Below is a listing; write it out exactly and drop any images from it.
☆ ☆ ☆ ☆ ☆ ☆ ☆
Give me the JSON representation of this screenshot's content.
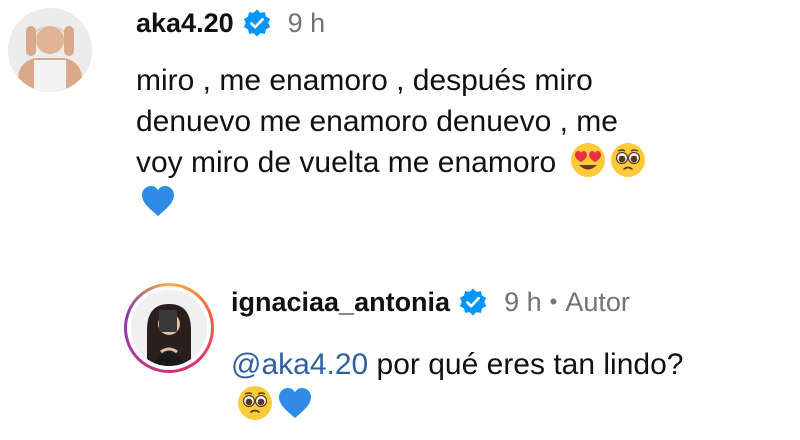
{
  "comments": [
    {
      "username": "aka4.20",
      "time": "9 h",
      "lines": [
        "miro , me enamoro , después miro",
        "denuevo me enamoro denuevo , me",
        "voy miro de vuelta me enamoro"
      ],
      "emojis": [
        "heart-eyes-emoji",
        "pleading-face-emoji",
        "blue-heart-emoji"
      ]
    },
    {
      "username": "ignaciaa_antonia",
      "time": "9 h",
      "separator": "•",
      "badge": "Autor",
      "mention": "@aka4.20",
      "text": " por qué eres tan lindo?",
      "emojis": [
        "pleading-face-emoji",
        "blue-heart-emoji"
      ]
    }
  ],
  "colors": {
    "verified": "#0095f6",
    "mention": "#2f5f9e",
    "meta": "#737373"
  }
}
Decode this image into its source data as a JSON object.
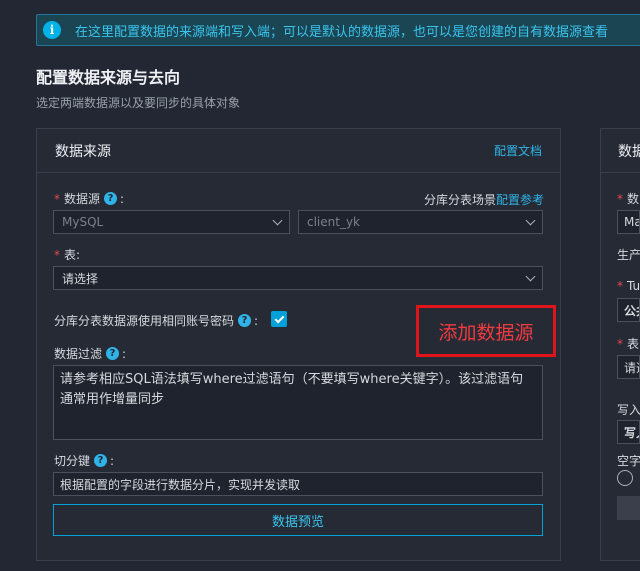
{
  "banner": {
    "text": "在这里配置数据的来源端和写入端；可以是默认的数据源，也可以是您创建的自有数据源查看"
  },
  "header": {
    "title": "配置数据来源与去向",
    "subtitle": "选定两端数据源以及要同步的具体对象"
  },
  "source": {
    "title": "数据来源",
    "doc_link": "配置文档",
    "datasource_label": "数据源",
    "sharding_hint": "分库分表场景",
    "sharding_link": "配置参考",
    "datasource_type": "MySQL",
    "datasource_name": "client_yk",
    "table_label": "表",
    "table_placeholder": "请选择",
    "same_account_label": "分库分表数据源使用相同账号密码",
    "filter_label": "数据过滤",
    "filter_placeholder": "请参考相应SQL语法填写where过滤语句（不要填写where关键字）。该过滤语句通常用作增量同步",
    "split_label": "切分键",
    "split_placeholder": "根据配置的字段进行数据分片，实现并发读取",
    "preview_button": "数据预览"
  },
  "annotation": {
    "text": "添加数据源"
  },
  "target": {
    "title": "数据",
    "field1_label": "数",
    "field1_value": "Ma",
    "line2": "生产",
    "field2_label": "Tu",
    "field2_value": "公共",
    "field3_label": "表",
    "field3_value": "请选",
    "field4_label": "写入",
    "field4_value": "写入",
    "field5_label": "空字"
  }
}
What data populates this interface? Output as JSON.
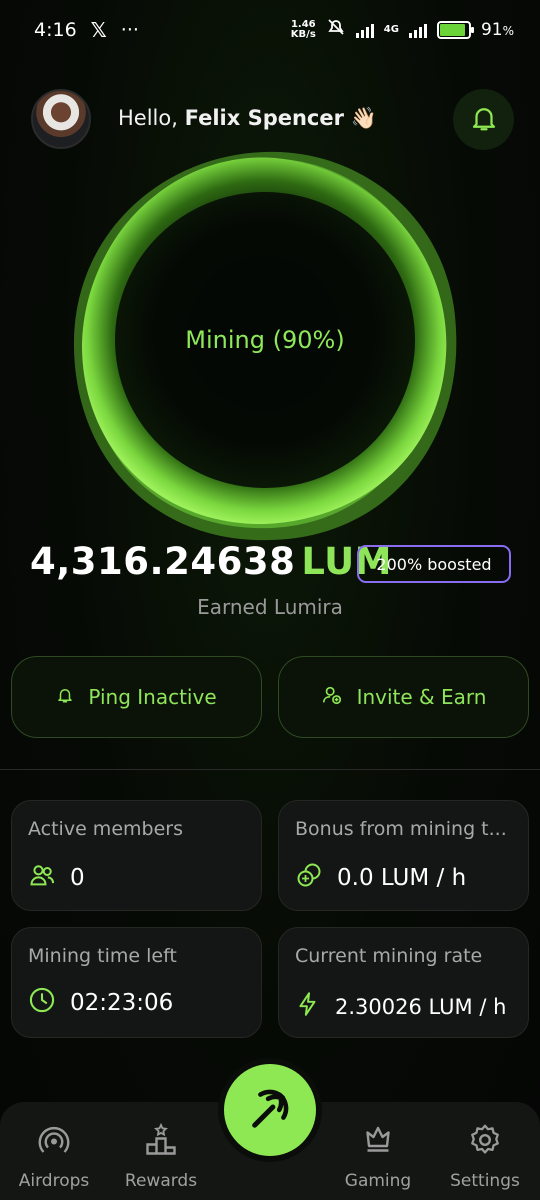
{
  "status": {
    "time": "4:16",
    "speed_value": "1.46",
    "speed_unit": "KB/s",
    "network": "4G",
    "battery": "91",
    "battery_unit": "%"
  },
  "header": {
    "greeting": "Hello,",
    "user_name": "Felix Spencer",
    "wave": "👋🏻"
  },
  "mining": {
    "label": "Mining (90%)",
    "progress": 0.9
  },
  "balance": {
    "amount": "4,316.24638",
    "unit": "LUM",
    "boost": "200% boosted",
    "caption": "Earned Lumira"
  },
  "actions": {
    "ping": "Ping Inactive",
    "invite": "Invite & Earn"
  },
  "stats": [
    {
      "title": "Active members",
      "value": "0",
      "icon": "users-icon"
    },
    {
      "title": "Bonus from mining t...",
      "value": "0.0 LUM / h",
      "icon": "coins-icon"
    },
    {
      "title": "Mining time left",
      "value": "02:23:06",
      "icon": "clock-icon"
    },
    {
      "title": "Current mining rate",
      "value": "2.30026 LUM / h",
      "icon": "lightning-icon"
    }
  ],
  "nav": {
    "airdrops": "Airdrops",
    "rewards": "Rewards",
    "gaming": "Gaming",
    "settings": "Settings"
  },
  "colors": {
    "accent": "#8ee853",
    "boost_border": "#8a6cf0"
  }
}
☆ ☆ ☆ ☆ ☆ ☆ ☆
## [ANSWER TO THIS PROBLEM]
Give me the JSON representation of this screenshot's content.
{
  "comments": [
    {
      "username": "aka4.20",
      "time": "9 h",
      "lines": [
        "miro , me enamoro , después miro",
        "denuevo me enamoro denuevo , me",
        "voy miro de vuelta me enamoro"
      ],
      "emojis": [
        "heart-eyes-emoji",
        "pleading-face-emoji",
        "blue-heart-emoji"
      ]
    },
    {
      "username": "ignaciaa_antonia",
      "time": "9 h",
      "separator": "•",
      "badge": "Autor",
      "mention": "@aka4.20",
      "text": " por qué eres tan lindo?",
      "emojis": [
        "pleading-face-emoji",
        "blue-heart-emoji"
      ]
    }
  ],
  "colors": {
    "verified": "#0095f6",
    "mention": "#2f5f9e",
    "meta": "#737373"
  }
}
Decode this image into its source data as a JSON object.
{
  "banner": {
    "text": "在这里配置数据的来源端和写入端；可以是默认的数据源，也可以是您创建的自有数据源查看"
  },
  "header": {
    "title": "配置数据来源与去向",
    "subtitle": "选定两端数据源以及要同步的具体对象"
  },
  "source": {
    "title": "数据来源",
    "doc_link": "配置文档",
    "datasource_label": "数据源",
    "sharding_hint": "分库分表场景",
    "sharding_link": "配置参考",
    "datasource_type": "MySQL",
    "datasource_name": "client_yk",
    "table_label": "表",
    "table_placeholder": "请选择",
    "same_account_label": "分库分表数据源使用相同账号密码",
    "filter_label": "数据过滤",
    "filter_placeholder": "请参考相应SQL语法填写where过滤语句（不要填写where关键字）。该过滤语句通常用作增量同步",
    "split_label": "切分键",
    "split_placeholder": "根据配置的字段进行数据分片，实现并发读取",
    "preview_button": "数据预览"
  },
  "annotation": {
    "text": "添加数据源"
  },
  "target": {
    "title": "数据",
    "field1_label": "数",
    "field1_value": "Ma",
    "line2": "生产",
    "field2_label": "Tu",
    "field2_value": "公共",
    "field3_label": "表",
    "field3_value": "请选",
    "field4_label": "写入",
    "field4_value": "写入",
    "field5_label": "空字"
  }
}
What data populates this interface? Output as JSON.
{
  "status": {
    "time": "4:16",
    "speed_value": "1.46",
    "speed_unit": "KB/s",
    "network": "4G",
    "battery": "91",
    "battery_unit": "%"
  },
  "header": {
    "greeting": "Hello,",
    "user_name": "Felix Spencer",
    "wave": "👋🏻"
  },
  "mining": {
    "label": "Mining (90%)",
    "progress": 0.9
  },
  "balance": {
    "amount": "4,316.24638",
    "unit": "LUM",
    "boost": "200% boosted",
    "caption": "Earned Lumira"
  },
  "actions": {
    "ping": "Ping Inactive",
    "invite": "Invite & Earn"
  },
  "stats": [
    {
      "title": "Active members",
      "value": "0",
      "icon": "users-icon"
    },
    {
      "title": "Bonus from mining t...",
      "value": "0.0 LUM / h",
      "icon": "coins-icon"
    },
    {
      "title": "Mining time left",
      "value": "02:23:06",
      "icon": "clock-icon"
    },
    {
      "title": "Current mining rate",
      "value": "2.30026 LUM / h",
      "icon": "lightning-icon"
    }
  ],
  "nav": {
    "airdrops": "Airdrops",
    "rewards": "Rewards",
    "gaming": "Gaming",
    "settings": "Settings"
  },
  "colors": {
    "accent": "#8ee853",
    "boost_border": "#8a6cf0"
  }
}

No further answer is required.